What you should do: Can the data below be set down again exactly, line for line?

Data section:
++++++++++

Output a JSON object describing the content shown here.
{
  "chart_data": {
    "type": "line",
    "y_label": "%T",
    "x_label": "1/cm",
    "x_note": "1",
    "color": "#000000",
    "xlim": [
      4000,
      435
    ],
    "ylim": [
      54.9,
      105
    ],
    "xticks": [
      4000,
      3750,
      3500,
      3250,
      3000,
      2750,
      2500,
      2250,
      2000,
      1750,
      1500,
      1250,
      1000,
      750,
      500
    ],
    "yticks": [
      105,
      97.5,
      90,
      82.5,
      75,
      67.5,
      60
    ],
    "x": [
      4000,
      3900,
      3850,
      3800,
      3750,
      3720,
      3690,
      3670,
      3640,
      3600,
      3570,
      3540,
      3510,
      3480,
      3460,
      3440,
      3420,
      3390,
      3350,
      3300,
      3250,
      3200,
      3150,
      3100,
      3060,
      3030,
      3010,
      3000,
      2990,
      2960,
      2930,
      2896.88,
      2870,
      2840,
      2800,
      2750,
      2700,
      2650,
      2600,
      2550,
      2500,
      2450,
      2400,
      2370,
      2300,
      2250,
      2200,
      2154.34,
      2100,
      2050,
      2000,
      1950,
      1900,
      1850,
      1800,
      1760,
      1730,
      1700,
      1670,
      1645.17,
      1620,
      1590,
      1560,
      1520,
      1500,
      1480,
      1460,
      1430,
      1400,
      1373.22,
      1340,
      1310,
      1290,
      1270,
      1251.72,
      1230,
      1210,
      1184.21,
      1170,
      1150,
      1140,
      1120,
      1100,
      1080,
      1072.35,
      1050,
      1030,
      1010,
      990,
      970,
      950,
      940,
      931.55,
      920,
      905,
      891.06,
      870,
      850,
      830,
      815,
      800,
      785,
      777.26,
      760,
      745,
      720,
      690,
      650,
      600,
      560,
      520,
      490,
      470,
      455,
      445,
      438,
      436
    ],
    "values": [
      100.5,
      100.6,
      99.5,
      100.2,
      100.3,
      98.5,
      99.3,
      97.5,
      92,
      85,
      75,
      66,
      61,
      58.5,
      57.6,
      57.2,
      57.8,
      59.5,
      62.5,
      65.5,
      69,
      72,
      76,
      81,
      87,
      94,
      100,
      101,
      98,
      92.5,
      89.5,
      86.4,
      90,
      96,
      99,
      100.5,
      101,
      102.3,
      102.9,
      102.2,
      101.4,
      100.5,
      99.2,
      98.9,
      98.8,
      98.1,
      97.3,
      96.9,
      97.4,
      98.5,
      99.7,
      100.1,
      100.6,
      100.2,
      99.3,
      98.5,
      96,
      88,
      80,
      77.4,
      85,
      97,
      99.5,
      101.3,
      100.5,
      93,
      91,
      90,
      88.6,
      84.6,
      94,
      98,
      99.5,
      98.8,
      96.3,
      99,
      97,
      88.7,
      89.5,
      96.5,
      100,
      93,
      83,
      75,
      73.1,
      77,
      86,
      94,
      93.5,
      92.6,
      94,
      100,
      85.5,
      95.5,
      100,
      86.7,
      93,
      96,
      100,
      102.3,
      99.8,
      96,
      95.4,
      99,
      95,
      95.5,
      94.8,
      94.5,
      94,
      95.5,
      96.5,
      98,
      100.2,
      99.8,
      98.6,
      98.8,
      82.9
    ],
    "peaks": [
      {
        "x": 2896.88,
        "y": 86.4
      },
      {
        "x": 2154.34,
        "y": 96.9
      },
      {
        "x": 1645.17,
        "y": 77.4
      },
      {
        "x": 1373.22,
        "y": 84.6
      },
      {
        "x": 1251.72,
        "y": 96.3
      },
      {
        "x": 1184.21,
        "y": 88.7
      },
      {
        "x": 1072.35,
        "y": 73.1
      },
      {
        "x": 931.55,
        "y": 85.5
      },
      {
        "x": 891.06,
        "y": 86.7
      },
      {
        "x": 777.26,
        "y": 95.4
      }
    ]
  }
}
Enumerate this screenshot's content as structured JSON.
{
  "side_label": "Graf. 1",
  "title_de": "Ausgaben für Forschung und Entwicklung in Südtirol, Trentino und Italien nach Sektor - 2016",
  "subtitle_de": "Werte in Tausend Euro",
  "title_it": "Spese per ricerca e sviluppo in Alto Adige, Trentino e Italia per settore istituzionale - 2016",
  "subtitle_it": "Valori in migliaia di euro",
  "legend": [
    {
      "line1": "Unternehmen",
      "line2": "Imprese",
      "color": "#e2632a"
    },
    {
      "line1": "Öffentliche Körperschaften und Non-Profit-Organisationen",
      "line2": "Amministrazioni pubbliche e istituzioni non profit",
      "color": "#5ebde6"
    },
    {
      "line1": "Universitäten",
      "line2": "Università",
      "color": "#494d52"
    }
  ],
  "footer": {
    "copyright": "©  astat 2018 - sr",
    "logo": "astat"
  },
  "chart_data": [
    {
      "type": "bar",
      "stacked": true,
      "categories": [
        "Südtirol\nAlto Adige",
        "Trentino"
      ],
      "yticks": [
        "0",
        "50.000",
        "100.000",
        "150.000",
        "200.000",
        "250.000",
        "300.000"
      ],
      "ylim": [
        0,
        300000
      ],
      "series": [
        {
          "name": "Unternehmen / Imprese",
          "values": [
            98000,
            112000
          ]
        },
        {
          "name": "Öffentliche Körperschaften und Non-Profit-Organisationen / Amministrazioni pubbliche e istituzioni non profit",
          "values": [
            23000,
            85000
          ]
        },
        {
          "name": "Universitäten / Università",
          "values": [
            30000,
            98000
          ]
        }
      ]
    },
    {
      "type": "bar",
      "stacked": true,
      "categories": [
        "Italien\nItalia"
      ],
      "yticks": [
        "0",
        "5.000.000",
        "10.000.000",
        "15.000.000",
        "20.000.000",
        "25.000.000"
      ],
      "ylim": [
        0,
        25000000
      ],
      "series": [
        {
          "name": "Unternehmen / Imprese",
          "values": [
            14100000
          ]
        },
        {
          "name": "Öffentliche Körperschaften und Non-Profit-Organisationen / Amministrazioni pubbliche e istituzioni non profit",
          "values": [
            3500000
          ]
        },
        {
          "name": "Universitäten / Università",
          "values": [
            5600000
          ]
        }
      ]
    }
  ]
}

++++++++++

Result below:
Output a JSON object describing the content shown here.
{
  "chart_data": {
    "type": "line",
    "y_label": "%T",
    "x_label": "1/cm",
    "x_note": "1",
    "color": "#000000",
    "xlim": [
      4000,
      435
    ],
    "ylim": [
      54.9,
      105
    ],
    "xticks": [
      4000,
      3750,
      3500,
      3250,
      3000,
      2750,
      2500,
      2250,
      2000,
      1750,
      1500,
      1250,
      1000,
      750,
      500
    ],
    "yticks": [
      105,
      97.5,
      90,
      82.5,
      75,
      67.5,
      60
    ],
    "x": [
      4000,
      3900,
      3850,
      3800,
      3750,
      3720,
      3690,
      3670,
      3640,
      3600,
      3570,
      3540,
      3510,
      3480,
      3460,
      3440,
      3420,
      3390,
      3350,
      3300,
      3250,
      3200,
      3150,
      3100,
      3060,
      3030,
      3010,
      3000,
      2990,
      2960,
      2930,
      2896.88,
      2870,
      2840,
      2800,
      2750,
      2700,
      2650,
      2600,
      2550,
      2500,
      2450,
      2400,
      2370,
      2300,
      2250,
      2200,
      2154.34,
      2100,
      2050,
      2000,
      1950,
      1900,
      1850,
      1800,
      1760,
      1730,
      1700,
      1670,
      1645.17,
      1620,
      1590,
      1560,
      1520,
      1500,
      1480,
      1460,
      1430,
      1400,
      1373.22,
      1340,
      1310,
      1290,
      1270,
      1251.72,
      1230,
      1210,
      1184.21,
      1170,
      1150,
      1140,
      1120,
      1100,
      1080,
      1072.35,
      1050,
      1030,
      1010,
      990,
      970,
      950,
      940,
      931.55,
      920,
      905,
      891.06,
      870,
      850,
      830,
      815,
      800,
      785,
      777.26,
      760,
      745,
      720,
      690,
      650,
      600,
      560,
      520,
      490,
      470,
      455,
      445,
      438,
      436
    ],
    "values": [
      100.5,
      100.6,
      99.5,
      100.2,
      100.3,
      98.5,
      99.3,
      97.5,
      92,
      85,
      75,
      66,
      61,
      58.5,
      57.6,
      57.2,
      57.8,
      59.5,
      62.5,
      65.5,
      69,
      72,
      76,
      81,
      87,
      94,
      100,
      101,
      98,
      92.5,
      89.5,
      86.4,
      90,
      96,
      99,
      100.5,
      101,
      102.3,
      102.9,
      102.2,
      101.4,
      100.5,
      99.2,
      98.9,
      98.8,
      98.1,
      97.3,
      96.9,
      97.4,
      98.5,
      99.7,
      100.1,
      100.6,
      100.2,
      99.3,
      98.5,
      96,
      88,
      80,
      77.4,
      85,
      97,
      99.5,
      101.3,
      100.5,
      93,
      91,
      90,
      88.6,
      84.6,
      94,
      98,
      99.5,
      98.8,
      96.3,
      99,
      97,
      88.7,
      89.5,
      96.5,
      100,
      93,
      83,
      75,
      73.1,
      77,
      86,
      94,
      93.5,
      92.6,
      94,
      100,
      85.5,
      95.5,
      100,
      86.7,
      93,
      96,
      100,
      102.3,
      99.8,
      96,
      95.4,
      99,
      95,
      95.5,
      94.8,
      94.5,
      94,
      95.5,
      96.5,
      98,
      100.2,
      99.8,
      98.6,
      98.8,
      82.9
    ],
    "peaks": [
      {
        "x": 2896.88,
        "y": 86.4
      },
      {
        "x": 2154.34,
        "y": 96.9
      },
      {
        "x": 1645.17,
        "y": 77.4
      },
      {
        "x": 1373.22,
        "y": 84.6
      },
      {
        "x": 1251.72,
        "y": 96.3
      },
      {
        "x": 1184.21,
        "y": 88.7
      },
      {
        "x": 1072.35,
        "y": 73.1
      },
      {
        "x": 931.55,
        "y": 85.5
      },
      {
        "x": 891.06,
        "y": 86.7
      },
      {
        "x": 777.26,
        "y": 95.4
      }
    ]
  }
}
Enumerate this screenshot's content as structured JSON.
{
  "side_label": "Graf. 1",
  "title_de": "Ausgaben für Forschung und Entwicklung in Südtirol, Trentino und Italien nach Sektor - 2016",
  "subtitle_de": "Werte in Tausend Euro",
  "title_it": "Spese per ricerca e sviluppo in Alto Adige, Trentino e Italia per settore istituzionale - 2016",
  "subtitle_it": "Valori in migliaia di euro",
  "legend": [
    {
      "line1": "Unternehmen",
      "line2": "Imprese",
      "color": "#e2632a"
    },
    {
      "line1": "Öffentliche Körperschaften und Non-Profit-Organisationen",
      "line2": "Amministrazioni pubbliche e istituzioni non profit",
      "color": "#5ebde6"
    },
    {
      "line1": "Universitäten",
      "line2": "Università",
      "color": "#494d52"
    }
  ],
  "footer": {
    "copyright": "©  astat 2018 - sr",
    "logo": "astat"
  },
  "chart_data": [
    {
      "type": "bar",
      "stacked": true,
      "categories": [
        "Südtirol\nAlto Adige",
        "Trentino"
      ],
      "yticks": [
        "0",
        "50.000",
        "100.000",
        "150.000",
        "200.000",
        "250.000",
        "300.000"
      ],
      "ylim": [
        0,
        300000
      ],
      "series": [
        {
          "name": "Unternehmen / Imprese",
          "values": [
            98000,
            112000
          ]
        },
        {
          "name": "Öffentliche Körperschaften und Non-Profit-Organisationen / Amministrazioni pubbliche e istituzioni non profit",
          "values": [
            23000,
            85000
          ]
        },
        {
          "name": "Universitäten / Università",
          "values": [
            30000,
            98000
          ]
        }
      ]
    },
    {
      "type": "bar",
      "stacked": true,
      "categories": [
        "Italien\nItalia"
      ],
      "yticks": [
        "0",
        "5.000.000",
        "10.000.000",
        "15.000.000",
        "20.000.000",
        "25.000.000"
      ],
      "ylim": [
        0,
        25000000
      ],
      "series": [
        {
          "name": "Unternehmen / Imprese",
          "values": [
            14100000
          ]
        },
        {
          "name": "Öffentliche Körperschaften und Non-Profit-Organisationen / Amministrazioni pubbliche e istituzioni non profit",
          "values": [
            3500000
          ]
        },
        {
          "name": "Universitäten / Università",
          "values": [
            5600000
          ]
        }
      ]
    }
  ]
}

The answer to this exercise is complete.